* [PROBLEM] What number of lines hold the word "Social"? State that number and nothing besides.

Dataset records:
▬▬▬▬▬▬▬▬▬▬

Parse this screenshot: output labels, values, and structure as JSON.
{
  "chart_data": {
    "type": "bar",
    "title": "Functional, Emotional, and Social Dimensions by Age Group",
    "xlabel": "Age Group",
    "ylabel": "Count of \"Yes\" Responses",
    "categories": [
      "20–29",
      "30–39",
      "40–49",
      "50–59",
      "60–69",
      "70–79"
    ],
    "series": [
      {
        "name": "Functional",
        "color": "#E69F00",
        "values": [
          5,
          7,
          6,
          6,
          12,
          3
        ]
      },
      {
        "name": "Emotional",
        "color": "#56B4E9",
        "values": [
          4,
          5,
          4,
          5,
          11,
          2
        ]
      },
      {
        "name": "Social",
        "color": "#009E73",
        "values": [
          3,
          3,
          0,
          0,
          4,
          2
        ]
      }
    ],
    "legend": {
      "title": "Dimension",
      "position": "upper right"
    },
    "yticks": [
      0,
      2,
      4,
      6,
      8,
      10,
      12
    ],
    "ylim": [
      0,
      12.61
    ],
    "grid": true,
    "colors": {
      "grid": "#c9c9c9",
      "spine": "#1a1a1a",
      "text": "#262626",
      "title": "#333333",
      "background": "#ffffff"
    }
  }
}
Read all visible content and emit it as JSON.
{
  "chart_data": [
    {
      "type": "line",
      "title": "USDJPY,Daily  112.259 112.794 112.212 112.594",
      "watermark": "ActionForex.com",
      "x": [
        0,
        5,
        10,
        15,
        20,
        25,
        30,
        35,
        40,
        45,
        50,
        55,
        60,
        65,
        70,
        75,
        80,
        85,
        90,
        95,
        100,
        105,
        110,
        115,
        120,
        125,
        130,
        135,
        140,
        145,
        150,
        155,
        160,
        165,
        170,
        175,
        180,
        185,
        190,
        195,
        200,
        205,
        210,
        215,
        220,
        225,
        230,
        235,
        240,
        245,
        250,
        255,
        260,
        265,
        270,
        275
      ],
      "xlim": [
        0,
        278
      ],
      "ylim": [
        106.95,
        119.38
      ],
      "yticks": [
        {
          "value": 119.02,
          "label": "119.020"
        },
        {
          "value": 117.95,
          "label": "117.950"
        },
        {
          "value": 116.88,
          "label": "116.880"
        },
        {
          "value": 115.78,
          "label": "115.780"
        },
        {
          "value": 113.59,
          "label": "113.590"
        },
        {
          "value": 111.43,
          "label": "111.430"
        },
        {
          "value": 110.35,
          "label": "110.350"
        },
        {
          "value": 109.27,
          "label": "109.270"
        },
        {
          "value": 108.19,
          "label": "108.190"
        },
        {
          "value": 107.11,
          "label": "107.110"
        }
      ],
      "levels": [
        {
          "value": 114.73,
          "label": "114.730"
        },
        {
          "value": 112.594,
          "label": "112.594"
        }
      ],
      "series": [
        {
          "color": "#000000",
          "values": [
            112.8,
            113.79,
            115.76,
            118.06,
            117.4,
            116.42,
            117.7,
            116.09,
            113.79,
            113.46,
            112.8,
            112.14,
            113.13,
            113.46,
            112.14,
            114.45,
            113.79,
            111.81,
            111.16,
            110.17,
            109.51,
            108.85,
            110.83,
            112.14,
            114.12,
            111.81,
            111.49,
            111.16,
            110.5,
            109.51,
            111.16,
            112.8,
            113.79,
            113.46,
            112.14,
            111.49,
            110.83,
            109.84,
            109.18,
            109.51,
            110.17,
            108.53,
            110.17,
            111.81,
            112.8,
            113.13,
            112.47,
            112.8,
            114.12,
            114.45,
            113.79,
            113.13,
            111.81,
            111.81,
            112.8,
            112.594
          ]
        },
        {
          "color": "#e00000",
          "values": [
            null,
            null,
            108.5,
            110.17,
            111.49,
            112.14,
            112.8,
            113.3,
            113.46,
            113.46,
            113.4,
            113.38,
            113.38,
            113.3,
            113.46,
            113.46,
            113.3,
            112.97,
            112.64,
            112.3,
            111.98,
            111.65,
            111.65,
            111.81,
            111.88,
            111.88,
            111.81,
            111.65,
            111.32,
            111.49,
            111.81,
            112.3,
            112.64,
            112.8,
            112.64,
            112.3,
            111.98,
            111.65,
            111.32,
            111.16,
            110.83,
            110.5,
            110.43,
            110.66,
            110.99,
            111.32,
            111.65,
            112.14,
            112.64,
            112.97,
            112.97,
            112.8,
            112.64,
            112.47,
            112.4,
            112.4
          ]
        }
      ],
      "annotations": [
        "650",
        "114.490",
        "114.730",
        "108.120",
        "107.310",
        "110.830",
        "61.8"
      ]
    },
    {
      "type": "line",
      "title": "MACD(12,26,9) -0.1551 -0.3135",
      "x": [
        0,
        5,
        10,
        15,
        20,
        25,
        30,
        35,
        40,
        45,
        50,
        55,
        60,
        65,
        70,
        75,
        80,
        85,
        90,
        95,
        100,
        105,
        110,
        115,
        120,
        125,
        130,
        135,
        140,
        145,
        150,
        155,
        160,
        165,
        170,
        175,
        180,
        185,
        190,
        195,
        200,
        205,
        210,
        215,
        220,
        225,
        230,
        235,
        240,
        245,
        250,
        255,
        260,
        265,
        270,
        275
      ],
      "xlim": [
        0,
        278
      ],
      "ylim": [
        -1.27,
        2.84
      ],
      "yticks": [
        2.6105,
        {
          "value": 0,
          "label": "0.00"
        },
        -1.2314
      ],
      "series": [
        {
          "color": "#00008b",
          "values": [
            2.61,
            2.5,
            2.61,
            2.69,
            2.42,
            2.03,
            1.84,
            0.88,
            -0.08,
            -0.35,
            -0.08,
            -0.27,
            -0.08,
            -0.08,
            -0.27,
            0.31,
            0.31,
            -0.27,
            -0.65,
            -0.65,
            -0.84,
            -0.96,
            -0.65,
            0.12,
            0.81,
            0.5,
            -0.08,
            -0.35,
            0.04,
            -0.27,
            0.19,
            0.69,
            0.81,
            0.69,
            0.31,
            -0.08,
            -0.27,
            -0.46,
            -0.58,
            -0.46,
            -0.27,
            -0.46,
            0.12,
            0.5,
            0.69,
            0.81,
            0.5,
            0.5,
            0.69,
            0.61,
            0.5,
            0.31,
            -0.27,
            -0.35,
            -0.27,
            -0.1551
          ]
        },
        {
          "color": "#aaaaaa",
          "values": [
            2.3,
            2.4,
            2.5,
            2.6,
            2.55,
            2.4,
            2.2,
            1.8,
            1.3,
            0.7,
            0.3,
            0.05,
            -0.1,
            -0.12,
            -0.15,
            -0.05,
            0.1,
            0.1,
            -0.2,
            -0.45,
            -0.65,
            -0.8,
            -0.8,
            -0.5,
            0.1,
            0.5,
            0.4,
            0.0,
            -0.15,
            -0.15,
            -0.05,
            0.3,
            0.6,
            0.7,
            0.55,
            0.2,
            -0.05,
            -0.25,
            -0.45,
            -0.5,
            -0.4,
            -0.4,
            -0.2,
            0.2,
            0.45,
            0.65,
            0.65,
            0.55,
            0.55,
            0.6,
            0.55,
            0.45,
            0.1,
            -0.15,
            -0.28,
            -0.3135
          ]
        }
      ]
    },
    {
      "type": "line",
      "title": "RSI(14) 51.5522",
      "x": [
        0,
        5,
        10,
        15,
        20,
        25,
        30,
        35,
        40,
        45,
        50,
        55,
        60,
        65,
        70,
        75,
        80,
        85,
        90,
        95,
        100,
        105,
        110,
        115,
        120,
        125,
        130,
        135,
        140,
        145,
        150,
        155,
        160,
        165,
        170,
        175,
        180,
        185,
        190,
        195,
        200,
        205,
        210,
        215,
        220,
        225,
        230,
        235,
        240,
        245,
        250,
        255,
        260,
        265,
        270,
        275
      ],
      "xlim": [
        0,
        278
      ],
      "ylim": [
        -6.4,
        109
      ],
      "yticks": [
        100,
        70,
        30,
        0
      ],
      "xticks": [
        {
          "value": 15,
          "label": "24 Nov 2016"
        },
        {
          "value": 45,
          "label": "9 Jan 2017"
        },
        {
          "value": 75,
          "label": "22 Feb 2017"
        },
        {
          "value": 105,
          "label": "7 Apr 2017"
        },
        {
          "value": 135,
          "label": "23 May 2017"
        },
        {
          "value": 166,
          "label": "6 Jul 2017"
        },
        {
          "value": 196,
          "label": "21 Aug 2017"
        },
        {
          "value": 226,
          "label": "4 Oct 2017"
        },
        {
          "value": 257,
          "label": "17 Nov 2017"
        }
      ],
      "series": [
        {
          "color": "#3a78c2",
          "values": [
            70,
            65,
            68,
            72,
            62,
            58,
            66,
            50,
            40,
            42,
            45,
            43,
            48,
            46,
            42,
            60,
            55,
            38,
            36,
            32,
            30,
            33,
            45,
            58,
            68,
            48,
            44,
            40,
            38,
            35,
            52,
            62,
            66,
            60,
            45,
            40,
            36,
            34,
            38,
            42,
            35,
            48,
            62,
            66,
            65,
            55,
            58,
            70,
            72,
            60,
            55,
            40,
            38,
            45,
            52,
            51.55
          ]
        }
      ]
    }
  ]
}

▬▬▬▬▬▬▬▬▬▬

* [FULL ANSWER] 2